◆ **Given problem**:
Retype the records that come next, word for word.

◆ **Given entries**:
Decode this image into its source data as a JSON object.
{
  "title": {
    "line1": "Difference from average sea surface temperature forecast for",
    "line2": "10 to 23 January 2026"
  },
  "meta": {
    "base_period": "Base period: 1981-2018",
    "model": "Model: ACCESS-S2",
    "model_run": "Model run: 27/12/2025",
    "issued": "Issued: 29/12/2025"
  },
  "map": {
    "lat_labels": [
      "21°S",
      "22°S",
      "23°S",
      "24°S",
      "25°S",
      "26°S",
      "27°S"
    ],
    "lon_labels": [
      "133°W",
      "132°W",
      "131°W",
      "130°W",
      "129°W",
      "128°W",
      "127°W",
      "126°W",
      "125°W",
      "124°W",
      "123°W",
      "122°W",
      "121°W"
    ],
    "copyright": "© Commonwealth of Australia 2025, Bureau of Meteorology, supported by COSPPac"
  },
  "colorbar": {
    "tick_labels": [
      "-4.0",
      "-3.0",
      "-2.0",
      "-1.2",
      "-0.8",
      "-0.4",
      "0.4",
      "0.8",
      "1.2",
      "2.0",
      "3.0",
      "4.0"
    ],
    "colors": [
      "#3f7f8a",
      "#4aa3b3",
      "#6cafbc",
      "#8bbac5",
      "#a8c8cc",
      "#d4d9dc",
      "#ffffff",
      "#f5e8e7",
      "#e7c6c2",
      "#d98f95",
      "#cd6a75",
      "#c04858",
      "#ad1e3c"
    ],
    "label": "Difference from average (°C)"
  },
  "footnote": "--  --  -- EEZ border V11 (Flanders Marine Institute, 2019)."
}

◆ **Answer to this problem**:
Decode this image into its source data as a JSON object.
{
  "title": {
    "line1": "Difference from average sea surface temperature forecast for",
    "line2": "10 to 23 January 2026"
  },
  "meta": {
    "base_period": "Base period: 1981-2018",
    "model": "Model: ACCESS-S2",
    "model_run": "Model run: 27/12/2025",
    "issued": "Issued: 29/12/2025"
  },
  "map": {
    "lat_labels": [
      "21°S",
      "22°S",
      "23°S",
      "24°S",
      "25°S",
      "26°S",
      "27°S"
    ],
    "lon_labels": [
      "133°W",
      "132°W",
      "131°W",
      "130°W",
      "129°W",
      "128°W",
      "127°W",
      "126°W",
      "125°W",
      "124°W",
      "123°W",
      "122°W",
      "121°W"
    ],
    "copyright": "© Commonwealth of Australia 2025, Bureau of Meteorology, supported by COSPPac"
  },
  "colorbar": {
    "tick_labels": [
      "-4.0",
      "-3.0",
      "-2.0",
      "-1.2",
      "-0.8",
      "-0.4",
      "0.4",
      "0.8",
      "1.2",
      "2.0",
      "3.0",
      "4.0"
    ],
    "colors": [
      "#3f7f8a",
      "#4aa3b3",
      "#6cafbc",
      "#8bbac5",
      "#a8c8cc",
      "#d4d9dc",
      "#ffffff",
      "#f5e8e7",
      "#e7c6c2",
      "#d98f95",
      "#cd6a75",
      "#c04858",
      "#ad1e3c"
    ],
    "label": "Difference from average (°C)"
  },
  "footnote": "--  --  -- EEZ border V11 (Flanders Marine Institute, 2019)."
}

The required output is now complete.